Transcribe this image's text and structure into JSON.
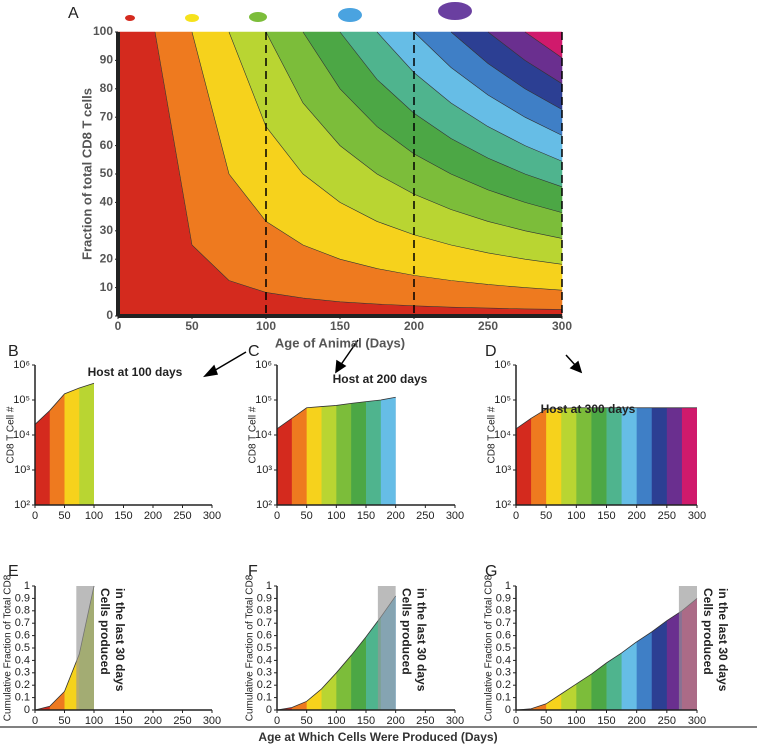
{
  "palette": {
    "band_edges": [
      0,
      25,
      50,
      75,
      100,
      125,
      150,
      175,
      200,
      225,
      250,
      275,
      300
    ],
    "colors": [
      "#d42a1e",
      "#ee7a1f",
      "#f6d21c",
      "#b9d532",
      "#7cbd3a",
      "#4ca745",
      "#4fb48e",
      "#66bde6",
      "#3f7fc6",
      "#2c3f93",
      "#6a2f8f",
      "#d01a6c"
    ]
  },
  "footer": {
    "x_label": "Age at Which Cells Were Produced (Days)"
  },
  "chart_data": [
    {
      "type": "contour",
      "panel": "A",
      "x_label": "Age of Animal (Days)",
      "y_label": "Fraction of total CD8 T cells",
      "xlim": [
        0,
        300
      ],
      "ylim": [
        0,
        100
      ],
      "xticks": [
        0,
        50,
        100,
        150,
        200,
        250,
        300
      ],
      "yticks": [
        0,
        10,
        20,
        30,
        40,
        50,
        60,
        70,
        80,
        90,
        100
      ],
      "vlines": [
        100,
        200,
        300
      ],
      "contours": [
        {
          "x": [
            25,
            50,
            75,
            100,
            125,
            150,
            175,
            200,
            225,
            250,
            275,
            300
          ],
          "values": [
            100,
            25,
            12.5,
            8.3,
            6.3,
            5,
            4.2,
            3.6,
            3.1,
            2.8,
            2.5,
            2.3
          ]
        },
        {
          "x": [
            50,
            75,
            100,
            125,
            150,
            175,
            200,
            225,
            250,
            275,
            300
          ],
          "values": [
            100,
            50,
            33.3,
            25,
            20,
            16.7,
            14.3,
            12.5,
            11.1,
            10,
            9.1
          ]
        },
        {
          "x": [
            75,
            100,
            125,
            150,
            175,
            200,
            225,
            250,
            275,
            300
          ],
          "values": [
            100,
            66.7,
            50,
            40,
            33.3,
            28.6,
            25,
            22.2,
            20,
            18.2
          ]
        },
        {
          "x": [
            100,
            125,
            150,
            175,
            200,
            225,
            250,
            275,
            300
          ],
          "values": [
            100,
            75,
            60,
            50,
            42.9,
            37.5,
            33.3,
            30,
            27.3
          ]
        },
        {
          "x": [
            125,
            150,
            175,
            200,
            225,
            250,
            275,
            300
          ],
          "values": [
            100,
            80,
            66.7,
            57.1,
            50,
            44.4,
            40,
            36.4
          ]
        },
        {
          "x": [
            150,
            175,
            200,
            225,
            250,
            275,
            300
          ],
          "values": [
            100,
            83.3,
            71.4,
            62.5,
            55.6,
            50,
            45.5
          ]
        },
        {
          "x": [
            175,
            200,
            225,
            250,
            275,
            300
          ],
          "values": [
            100,
            85.7,
            75,
            66.7,
            60,
            54.5
          ]
        },
        {
          "x": [
            200,
            225,
            250,
            275,
            300
          ],
          "values": [
            100,
            87.5,
            77.8,
            70,
            63.6
          ]
        },
        {
          "x": [
            225,
            250,
            275,
            300
          ],
          "values": [
            100,
            88.9,
            80,
            72.7
          ]
        },
        {
          "x": [
            250,
            275,
            300
          ],
          "values": [
            100,
            90,
            81.8
          ]
        },
        {
          "x": [
            275,
            300
          ],
          "values": [
            100,
            90.9
          ]
        }
      ]
    },
    {
      "type": "log-area",
      "panel": "B",
      "title": "Host at 100 days",
      "y_label": "CD8 T Cell #",
      "log_y": true,
      "xlim": [
        0,
        300
      ],
      "ylim": [
        100,
        1000000
      ],
      "xticks": [
        0,
        50,
        100,
        150,
        200,
        250,
        300
      ],
      "yticks": [
        {
          "value": 100,
          "label": "10²"
        },
        {
          "value": 1000,
          "label": "10³"
        },
        {
          "value": 10000,
          "label": "10⁴"
        },
        {
          "value": 100000,
          "label": "10⁵"
        },
        {
          "value": 1000000,
          "label": "10⁶"
        }
      ],
      "x": [
        0,
        25,
        50,
        75,
        100
      ],
      "values": [
        20000,
        50000,
        150000,
        220000,
        300000
      ]
    },
    {
      "type": "log-area",
      "panel": "C",
      "title": "Host at 200 days",
      "y_label": "CD8 T Cell #",
      "log_y": true,
      "xlim": [
        0,
        300
      ],
      "ylim": [
        100,
        1000000
      ],
      "xticks": [
        0,
        50,
        100,
        150,
        200,
        250,
        300
      ],
      "yticks": [
        {
          "value": 100,
          "label": "10²"
        },
        {
          "value": 1000,
          "label": "10³"
        },
        {
          "value": 10000,
          "label": "10⁴"
        },
        {
          "value": 100000,
          "label": "10⁵"
        },
        {
          "value": 1000000,
          "label": "10⁶"
        }
      ],
      "x": [
        0,
        25,
        50,
        75,
        100,
        125,
        150,
        175,
        200
      ],
      "values": [
        15000,
        30000,
        60000,
        65000,
        70000,
        80000,
        90000,
        100000,
        120000
      ]
    },
    {
      "type": "log-area",
      "panel": "D",
      "title": "Host at 300 days",
      "y_label": "CD8 T Cell #",
      "log_y": true,
      "xlim": [
        0,
        300
      ],
      "ylim": [
        100,
        1000000
      ],
      "xticks": [
        0,
        50,
        100,
        150,
        200,
        250,
        300
      ],
      "yticks": [
        {
          "value": 100,
          "label": "10²"
        },
        {
          "value": 1000,
          "label": "10³"
        },
        {
          "value": 10000,
          "label": "10⁴"
        },
        {
          "value": 100000,
          "label": "10⁵"
        },
        {
          "value": 1000000,
          "label": "10⁶"
        }
      ],
      "x": [
        0,
        25,
        50,
        75,
        100,
        125,
        150,
        175,
        200,
        225,
        250,
        275,
        300
      ],
      "values": [
        15000,
        30000,
        55000,
        58000,
        60000,
        60000,
        60000,
        60000,
        60000,
        60000,
        60000,
        60000,
        60000
      ]
    },
    {
      "type": "cumulative",
      "panel": "E",
      "y_label": "Cumulative Fraction of Total CD8",
      "annotation": [
        "Cells produced",
        "in the last 30 days"
      ],
      "xlim": [
        0,
        300
      ],
      "ylim": [
        0,
        1
      ],
      "xticks": [
        0,
        50,
        100,
        150,
        200,
        250,
        300
      ],
      "yticks": [
        0,
        0.1,
        0.2,
        0.3,
        0.4,
        0.5,
        0.6,
        0.7,
        0.8,
        0.9,
        1
      ],
      "shade": [
        70,
        100
      ],
      "x": [
        0,
        25,
        50,
        75,
        100
      ],
      "values": [
        0,
        0.03,
        0.15,
        0.45,
        1
      ]
    },
    {
      "type": "cumulative",
      "panel": "F",
      "y_label": "Cumulative Fraction of Total CD8",
      "annotation": [
        "Cells produced",
        "in the last 30 days"
      ],
      "xlim": [
        0,
        300
      ],
      "ylim": [
        0,
        1
      ],
      "xticks": [
        0,
        50,
        100,
        150,
        200,
        250,
        300
      ],
      "yticks": [
        0,
        0.1,
        0.2,
        0.3,
        0.4,
        0.5,
        0.6,
        0.7,
        0.8,
        0.9,
        1
      ],
      "shade": [
        170,
        200
      ],
      "x": [
        0,
        25,
        50,
        75,
        100,
        125,
        150,
        175,
        200
      ],
      "values": [
        0,
        0.02,
        0.07,
        0.17,
        0.3,
        0.44,
        0.59,
        0.75,
        0.92
      ]
    },
    {
      "type": "cumulative",
      "panel": "G",
      "y_label": "Cumulative Fraction of Total CD8",
      "annotation": [
        "Cells produced",
        "in the last 30 days"
      ],
      "xlim": [
        0,
        300
      ],
      "ylim": [
        0,
        1
      ],
      "xticks": [
        0,
        50,
        100,
        150,
        200,
        250,
        300
      ],
      "yticks": [
        0,
        0.1,
        0.2,
        0.3,
        0.4,
        0.5,
        0.6,
        0.7,
        0.8,
        0.9,
        1
      ],
      "shade": [
        270,
        300
      ],
      "x": [
        0,
        25,
        50,
        75,
        100,
        125,
        150,
        175,
        200,
        225,
        250,
        275,
        300
      ],
      "values": [
        0,
        0.01,
        0.05,
        0.13,
        0.21,
        0.29,
        0.38,
        0.46,
        0.55,
        0.63,
        0.72,
        0.8,
        0.9
      ]
    }
  ]
}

━━━

Your task is to return each line of the data above that contains the string "panel".

(EXERCISE ANSWER):
      "panel": "A",
      "panel": "B",
      "panel": "C",
      "panel": "D",
      "panel": "E",
      "panel": "F",
      "panel": "G",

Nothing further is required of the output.